======== LISTING ========
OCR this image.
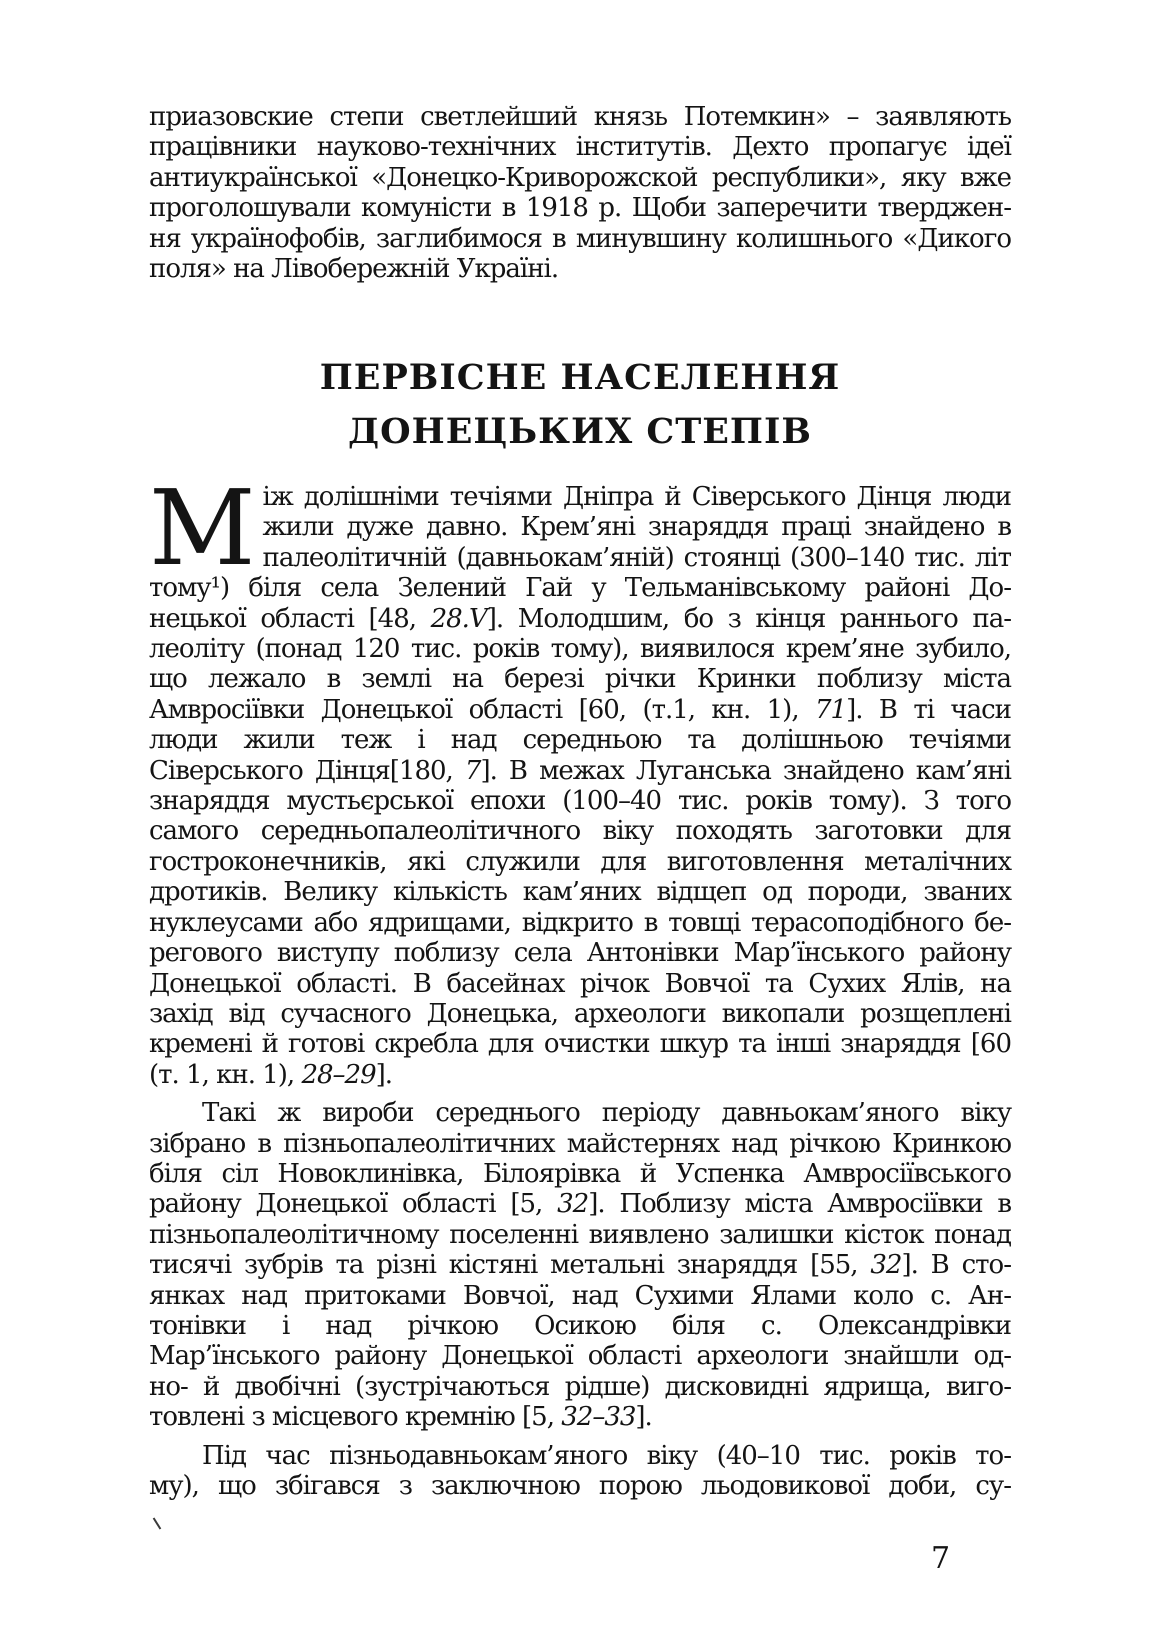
приазовские степи светлейший князь Потемкин» – заявляють
працівники науково-технічних інститутів. Дехто пропагує ідеї
антиукраїнської «Донецко-Криворожской республики», яку вже
проголошували комуністи в 1918 р. Щоби заперечити тверджен-
ня українофобів, заглибимося в минувшину колишнього «Дикого
поля» на Лівобережній Україні.
ПЕРВІСНЕ НАСЕЛЕННЯ
ДОНЕЦЬКИХ СТЕПІВ
М іж долішніми течіями Дніпра й Сіверського Дінця люди
жили дуже давно. Крем’яні знаряддя праці знайдено в
палеолітичній (давньокам’яній) стоянці (300–140 тис. літ
тому¹) біля села Зелений Гай у Тельманівському районі До-
нецької області [48, 28.V]. Молодшим, бо з кінця раннього па-
леоліту (понад 120 тис. років тому), виявилося крем’яне зубило,
що лежало в землі на березі річки Кринки поблизу міста
Амвросіївки Донецької області [60, (т.1, кн. 1), 71]. В ті часи
люди жили теж і над середньою та долішньою течіями
Сіверського Дінця[180, 7]. В межах Луганська знайдено кам’яні
знаряддя мустьєрської епохи (100–40 тис. років тому). З того
самого середньопалеолітичного віку походять заготовки для
гостроконечників, які служили для виготовлення металічних
дротиків. Велику кількість кам’яних відщеп од породи, званих
нуклеусами або ядрищами, відкрито в товщі терасоподібного бе-
регового виступу поблизу села Антонівки Мар’їнського району
Донецької області. В басейнах річок Вовчої та Сухих Ялів, на
захід від сучасного Донецька, археологи викопали розщеплені
кремені й готові скребла для очистки шкур та інші знаряддя [60
(т. 1, кн. 1), 28–29].
Такі ж вироби середнього періоду давньокам’яного віку
зібрано в пізньопалеолітичних майстернях над річкою Кринкою
біля сіл Новоклинівка, Білоярівка й Успенка Амвросіївського
району Донецької області [5, 32]. Поблизу міста Амвросіївки в
пізньопалеолітичному поселенні виявлено залишки кісток понад
тисячі зубрів та різні кістяні метальні знаряддя [55, 32]. В сто-
янках над притоками Вовчої, над Сухими Ялами коло с. Ан-
тонівки і над річкою Осикою біля с. Олександрівки
Мар’їнського району Донецької області археологи знайшли од-
но- й двобічні (зустрічаються рідше) дисковидні ядрища, виго-
товлені з місцевого кремнію [5, 32–33].
Під час пізньодавньокам’яного віку (40–10 тис. років то-
му), що збігався з заключною порою льодовикової доби, су-
7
========
Give the entries again word for word, but skip the pictures.

OCR this image.
приазовские степи светлейший князь Потемкин» – заявляють
працівники науково-технічних інститутів. Дехто пропагує ідеї
антиукраїнської «Донецко-Криворожской республики», яку вже
проголошували комуністи в 1918 р. Щоби заперечити тверджен-
ня українофобів, заглибимося в минувшину колишнього «Дикого
поля» на Лівобережній Україні.
ПЕРВІСНЕ НАСЕЛЕННЯ
ДОНЕЦЬКИХ СТЕПІВ
М іж долішніми течіями Дніпра й Сіверського Дінця люди
жили дуже давно. Крем’яні знаряддя праці знайдено в
палеолітичній (давньокам’яній) стоянці (300–140 тис. літ
тому¹) біля села Зелений Гай у Тельманівському районі До-
нецької області [48, 28.V]. Молодшим, бо з кінця раннього па-
леоліту (понад 120 тис. років тому), виявилося крем’яне зубило,
що лежало в землі на березі річки Кринки поблизу міста
Амвросіївки Донецької області [60, (т.1, кн. 1), 71]. В ті часи
люди жили теж і над середньою та долішньою течіями
Сіверського Дінця[180, 7]. В межах Луганська знайдено кам’яні
знаряддя мустьєрської епохи (100–40 тис. років тому). З того
самого середньопалеолітичного віку походять заготовки для
гостроконечників, які служили для виготовлення металічних
дротиків. Велику кількість кам’яних відщеп од породи, званих
нуклеусами або ядрищами, відкрито в товщі терасоподібного бе-
регового виступу поблизу села Антонівки Мар’їнського району
Донецької області. В басейнах річок Вовчої та Сухих Ялів, на
захід від сучасного Донецька, археологи викопали розщеплені
кремені й готові скребла для очистки шкур та інші знаряддя [60
(т. 1, кн. 1), 28–29].
Такі ж вироби середнього періоду давньокам’яного віку
зібрано в пізньопалеолітичних майстернях над річкою Кринкою
біля сіл Новоклинівка, Білоярівка й Успенка Амвросіївського
району Донецької області [5, 32]. Поблизу міста Амвросіївки в
пізньопалеолітичному поселенні виявлено залишки кісток понад
тисячі зубрів та різні кістяні метальні знаряддя [55, 32]. В сто-
янках над притоками Вовчої, над Сухими Ялами коло с. Ан-
тонівки і над річкою Осикою біля с. Олександрівки
Мар’їнського району Донецької області археологи знайшли од-
но- й двобічні (зустрічаються рідше) дисковидні ядрища, виго-
товлені з місцевого кремнію [5, 32–33].
Під час пізньодавньокам’яного віку (40–10 тис. років то-
му), що збігався з заключною порою льодовикової доби, су-
7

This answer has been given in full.